- [Set task]: In the records below, find each line with the word "name" and copy it.
[start]
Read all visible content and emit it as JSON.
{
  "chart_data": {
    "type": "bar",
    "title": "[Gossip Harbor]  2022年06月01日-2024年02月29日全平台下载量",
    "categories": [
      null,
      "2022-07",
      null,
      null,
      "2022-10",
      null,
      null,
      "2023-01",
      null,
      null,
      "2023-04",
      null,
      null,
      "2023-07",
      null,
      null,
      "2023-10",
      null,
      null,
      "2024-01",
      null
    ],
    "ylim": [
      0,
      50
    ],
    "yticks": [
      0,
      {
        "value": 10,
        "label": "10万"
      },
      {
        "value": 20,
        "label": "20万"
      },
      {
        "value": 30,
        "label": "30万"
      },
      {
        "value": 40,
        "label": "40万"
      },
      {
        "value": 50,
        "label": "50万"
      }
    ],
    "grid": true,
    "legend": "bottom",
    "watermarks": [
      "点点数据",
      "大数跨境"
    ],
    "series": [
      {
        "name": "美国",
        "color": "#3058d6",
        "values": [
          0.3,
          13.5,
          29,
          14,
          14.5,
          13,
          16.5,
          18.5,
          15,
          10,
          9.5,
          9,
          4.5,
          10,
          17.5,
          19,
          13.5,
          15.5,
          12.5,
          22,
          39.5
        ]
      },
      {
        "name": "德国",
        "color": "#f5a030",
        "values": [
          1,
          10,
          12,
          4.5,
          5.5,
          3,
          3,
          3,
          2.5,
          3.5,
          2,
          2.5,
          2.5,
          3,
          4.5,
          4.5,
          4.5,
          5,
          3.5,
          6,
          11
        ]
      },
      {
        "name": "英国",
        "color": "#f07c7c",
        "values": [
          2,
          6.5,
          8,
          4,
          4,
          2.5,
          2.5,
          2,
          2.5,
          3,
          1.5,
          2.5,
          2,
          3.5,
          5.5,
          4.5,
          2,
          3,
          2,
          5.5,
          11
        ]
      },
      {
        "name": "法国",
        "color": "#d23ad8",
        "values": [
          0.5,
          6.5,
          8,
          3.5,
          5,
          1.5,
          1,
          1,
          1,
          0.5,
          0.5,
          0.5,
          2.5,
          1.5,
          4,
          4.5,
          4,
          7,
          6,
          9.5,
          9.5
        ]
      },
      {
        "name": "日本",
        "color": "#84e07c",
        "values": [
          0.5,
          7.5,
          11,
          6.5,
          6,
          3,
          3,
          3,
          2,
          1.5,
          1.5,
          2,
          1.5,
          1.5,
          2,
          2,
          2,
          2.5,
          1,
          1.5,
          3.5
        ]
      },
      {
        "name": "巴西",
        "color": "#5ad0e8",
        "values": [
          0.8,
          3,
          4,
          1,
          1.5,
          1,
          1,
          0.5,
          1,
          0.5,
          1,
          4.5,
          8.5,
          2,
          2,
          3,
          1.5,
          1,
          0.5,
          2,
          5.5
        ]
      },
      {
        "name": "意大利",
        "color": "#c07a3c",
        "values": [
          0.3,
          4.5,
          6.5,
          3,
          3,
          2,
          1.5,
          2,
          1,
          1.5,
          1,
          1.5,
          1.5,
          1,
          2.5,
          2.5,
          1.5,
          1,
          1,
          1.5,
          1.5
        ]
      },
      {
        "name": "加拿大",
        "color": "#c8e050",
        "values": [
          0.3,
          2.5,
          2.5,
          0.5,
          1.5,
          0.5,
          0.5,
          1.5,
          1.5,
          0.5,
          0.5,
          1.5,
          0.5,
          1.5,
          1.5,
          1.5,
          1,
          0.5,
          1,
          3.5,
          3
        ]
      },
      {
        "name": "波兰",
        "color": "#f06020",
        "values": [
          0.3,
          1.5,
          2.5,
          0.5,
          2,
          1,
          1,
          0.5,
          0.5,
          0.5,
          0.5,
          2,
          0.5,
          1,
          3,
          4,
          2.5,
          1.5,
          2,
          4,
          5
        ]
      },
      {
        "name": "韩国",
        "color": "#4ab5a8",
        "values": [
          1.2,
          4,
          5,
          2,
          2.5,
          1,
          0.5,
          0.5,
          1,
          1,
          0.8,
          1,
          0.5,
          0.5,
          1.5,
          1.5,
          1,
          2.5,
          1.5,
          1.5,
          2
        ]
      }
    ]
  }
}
[end]
- [Written solution]:
        "name": "美国",
        "name": "德国",
        "name": "英国",
        "name": "法国",
        "name": "日本",
        "name": "巴西",
        "name": "意大利",
        "name": "加拿大",
        "name": "波兰",
        "name": "韩国",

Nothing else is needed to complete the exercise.